**Brief:** Repeat every line of the listing below exactly, minus the pictures.

(Recorded data)

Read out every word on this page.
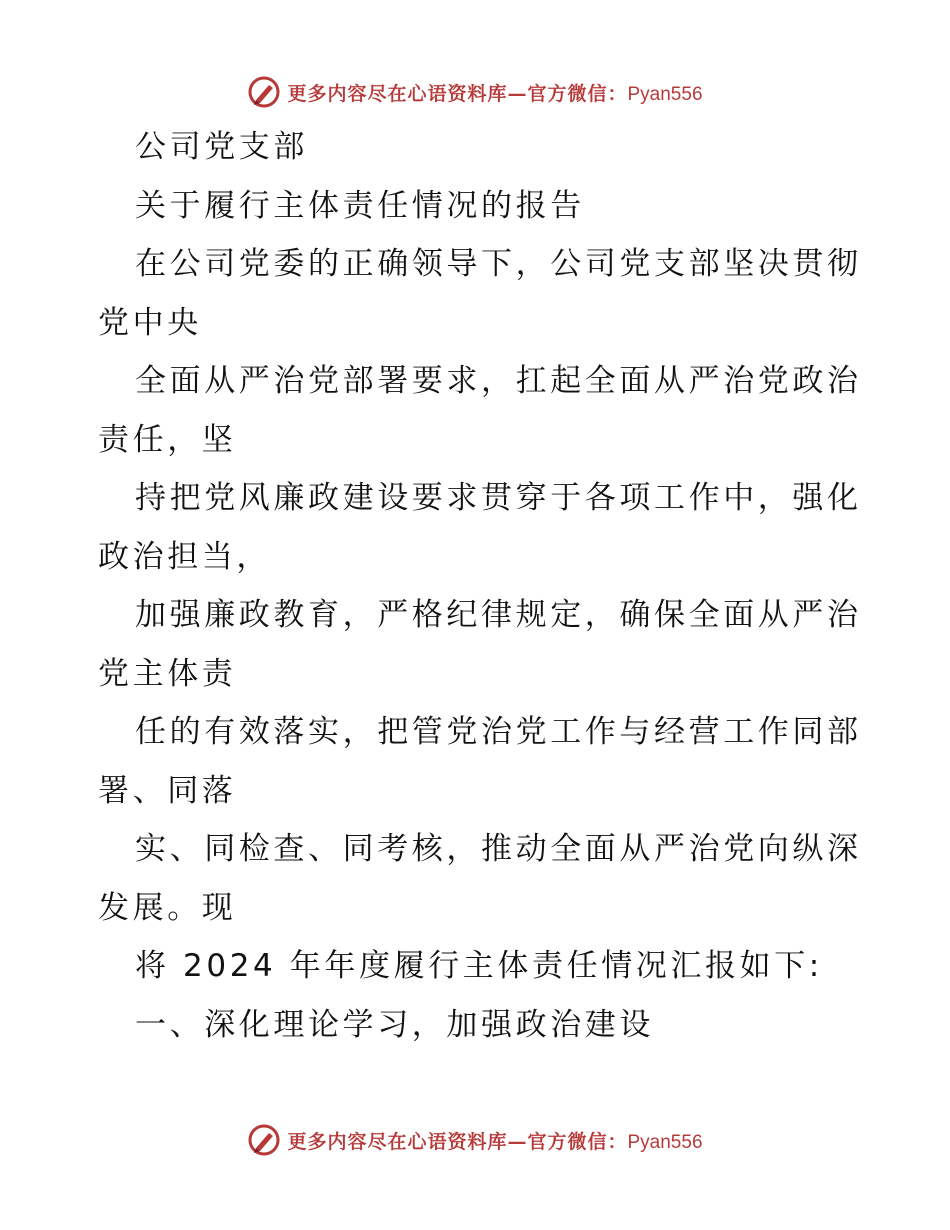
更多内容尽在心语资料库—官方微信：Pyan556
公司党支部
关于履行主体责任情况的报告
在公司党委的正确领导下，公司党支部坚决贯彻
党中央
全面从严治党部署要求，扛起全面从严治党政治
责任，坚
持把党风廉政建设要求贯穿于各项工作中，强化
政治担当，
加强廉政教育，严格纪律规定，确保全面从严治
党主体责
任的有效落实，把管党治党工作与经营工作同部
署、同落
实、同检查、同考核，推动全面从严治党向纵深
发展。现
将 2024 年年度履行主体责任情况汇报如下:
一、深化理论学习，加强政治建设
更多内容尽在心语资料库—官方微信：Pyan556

**Reply:**
Read out every word on this page.
更多内容尽在心语资料库—官方微信：Pyan556
公司党支部
关于履行主体责任情况的报告
在公司党委的正确领导下，公司党支部坚决贯彻
党中央
全面从严治党部署要求，扛起全面从严治党政治
责任，坚
持把党风廉政建设要求贯穿于各项工作中，强化
政治担当，
加强廉政教育，严格纪律规定，确保全面从严治
党主体责
任的有效落实，把管党治党工作与经营工作同部
署、同落
实、同检查、同考核，推动全面从严治党向纵深
发展。现
将 2024 年年度履行主体责任情况汇报如下:
一、深化理论学习，加强政治建设
更多内容尽在心语资料库—官方微信：Pyan556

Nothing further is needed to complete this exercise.